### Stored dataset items
------------------------------------------------------------
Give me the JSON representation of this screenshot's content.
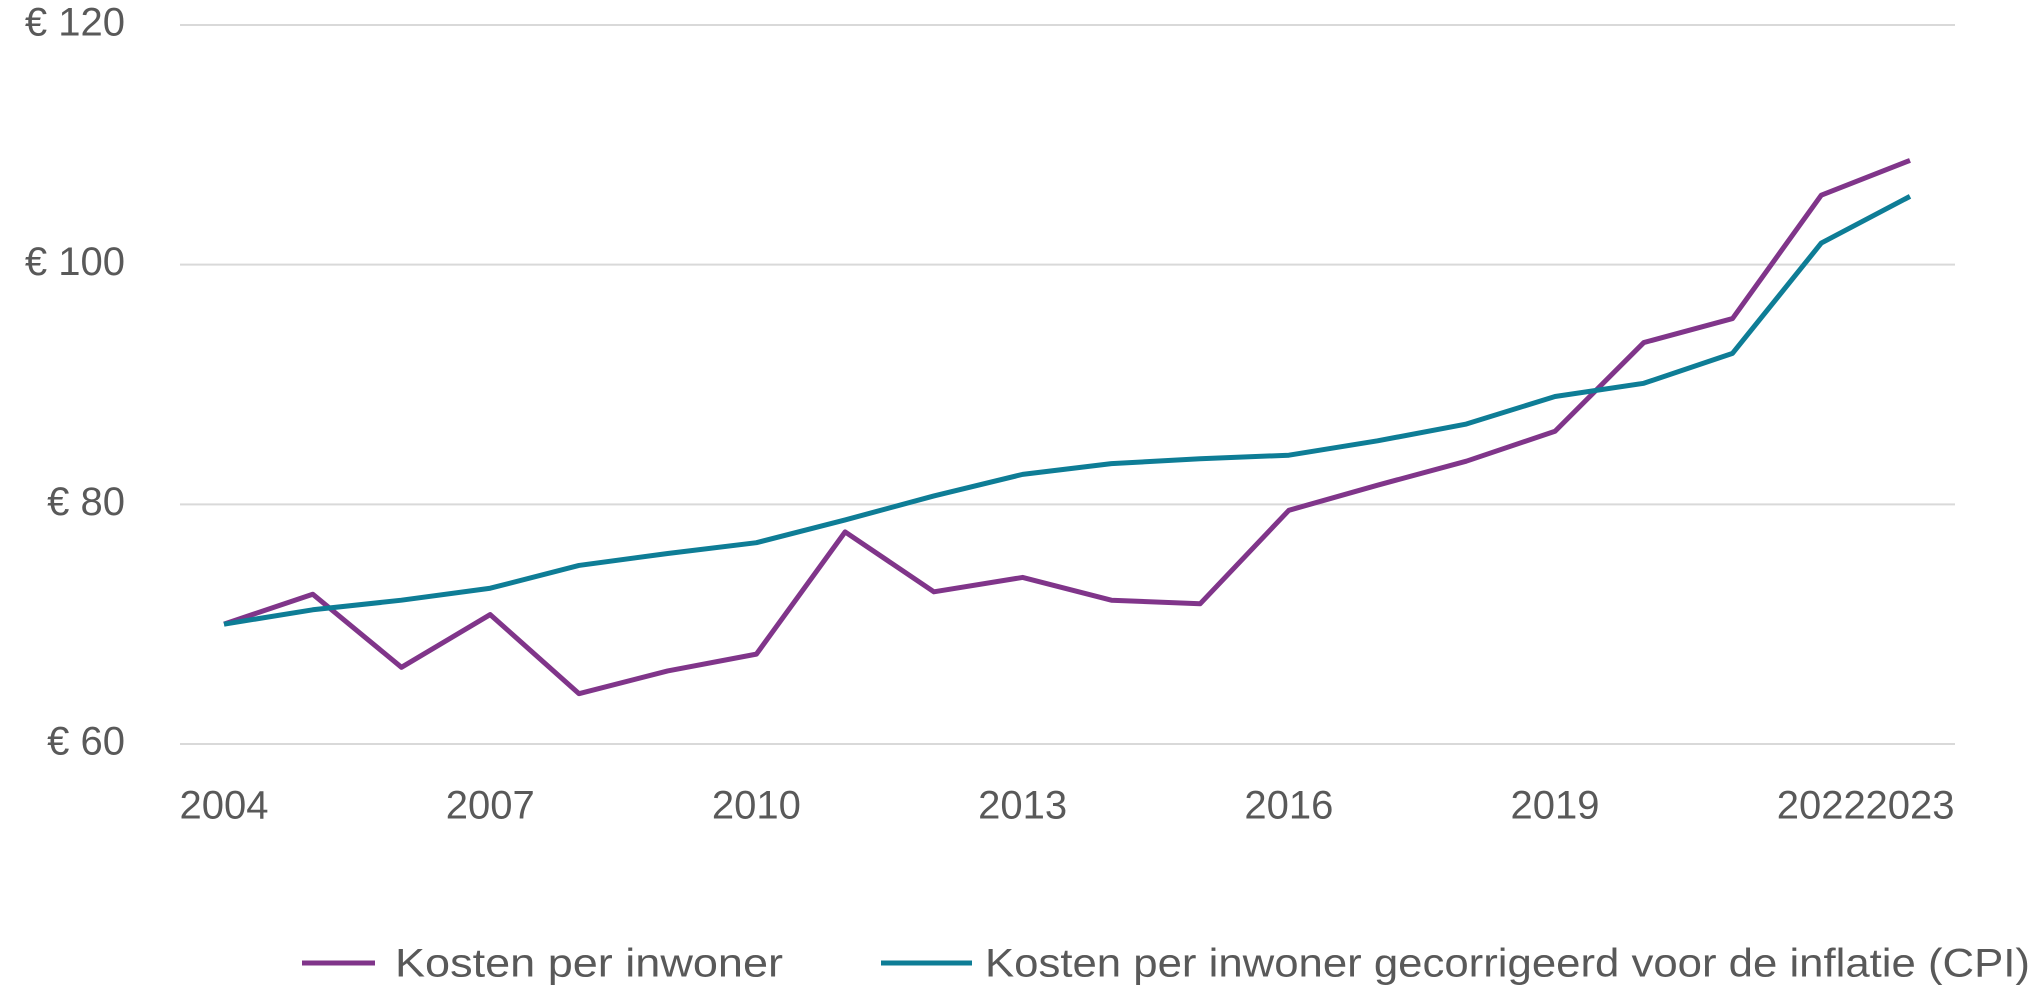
{
  "chart_data": {
    "type": "line",
    "x": [
      2004,
      2005,
      2006,
      2007,
      2008,
      2009,
      2010,
      2011,
      2012,
      2013,
      2014,
      2015,
      2016,
      2017,
      2018,
      2019,
      2020,
      2021,
      2022,
      2023
    ],
    "series": [
      {
        "name": "Kosten per inwoner",
        "color": "#80358a",
        "values": [
          70.0,
          72.5,
          66.4,
          70.8,
          64.2,
          66.1,
          67.5,
          77.7,
          72.7,
          73.9,
          72.0,
          71.7,
          79.5,
          81.6,
          83.6,
          86.1,
          93.5,
          95.5,
          105.8,
          108.7
        ]
      },
      {
        "name": "Kosten per inwoner gecorrigeerd voor de inflatie (CPI)",
        "color": "#0e7d96",
        "values": [
          70.0,
          71.2,
          72.0,
          73.0,
          74.9,
          75.9,
          76.8,
          78.7,
          80.7,
          82.5,
          83.4,
          83.8,
          84.1,
          85.3,
          86.7,
          89.0,
          90.1,
          92.6,
          101.8,
          105.7
        ]
      }
    ],
    "xlim": [
      2004,
      2023
    ],
    "xticks": [
      2004,
      2007,
      2010,
      2013,
      2016,
      2019,
      2022,
      2023
    ],
    "ylim": [
      60,
      120
    ],
    "yticks": [
      {
        "value": 60,
        "label": "€ 60"
      },
      {
        "value": 80,
        "label": "€ 80"
      },
      {
        "value": 100,
        "label": "€ 100"
      },
      {
        "value": 120,
        "label": "€ 120"
      }
    ],
    "grid": true,
    "legend": "bottom"
  }
}
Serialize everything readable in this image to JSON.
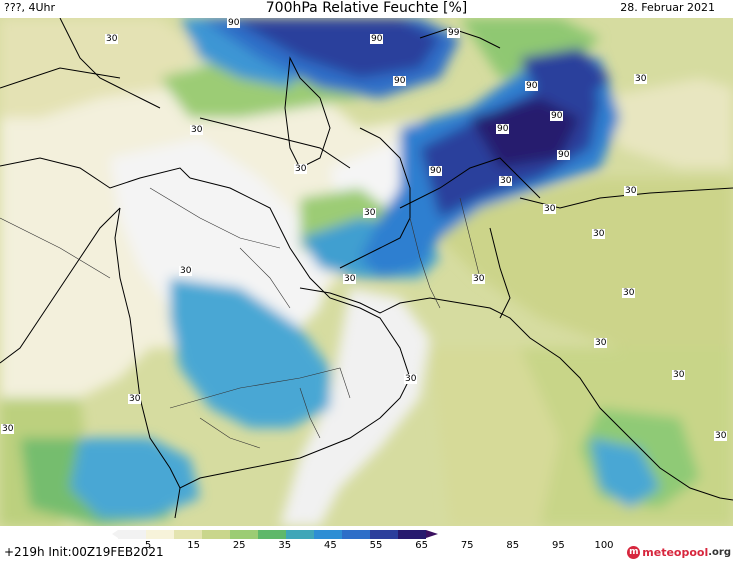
{
  "header": {
    "left_text": "???, 4Uhr",
    "title": "700hPa Relative Feuchte [%]",
    "date": "28. Februar 2021"
  },
  "map": {
    "contour_labels": [
      "90",
      "90",
      "99",
      "90",
      "90",
      "90",
      "90",
      "90",
      "90",
      "30",
      "30",
      "30",
      "30",
      "30",
      "30",
      "30",
      "30",
      "30",
      "30",
      "30",
      "30",
      "30",
      "30",
      "30",
      "30",
      "30",
      "30",
      "30"
    ]
  },
  "legend": {
    "ticks": [
      "5",
      "15",
      "25",
      "35",
      "45",
      "55",
      "65",
      "75",
      "85",
      "95",
      "100"
    ],
    "colors": [
      "#f2f2f2",
      "#f7f3da",
      "#e4e4b0",
      "#c9d68c",
      "#9ccc74",
      "#5fb86a",
      "#3fa6b8",
      "#2e8ed4",
      "#2e6ec8",
      "#2c3f9c",
      "#271a6e",
      "#3b1060"
    ]
  },
  "footer": {
    "run_info": "+219h  Init:00Z19FEB2021",
    "brand_icon": "m",
    "brand_name": "meteopool",
    "brand_suffix": ".org"
  }
}
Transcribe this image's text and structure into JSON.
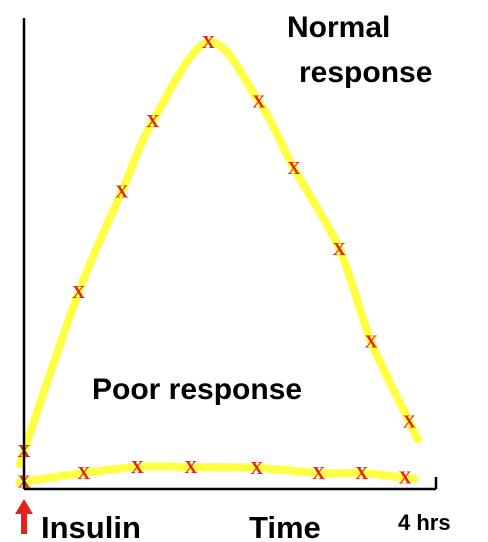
------------------------------------------------------------
### Job
Only a number is wanted: how many lines of the data above contain "inwoner"?

### Result
2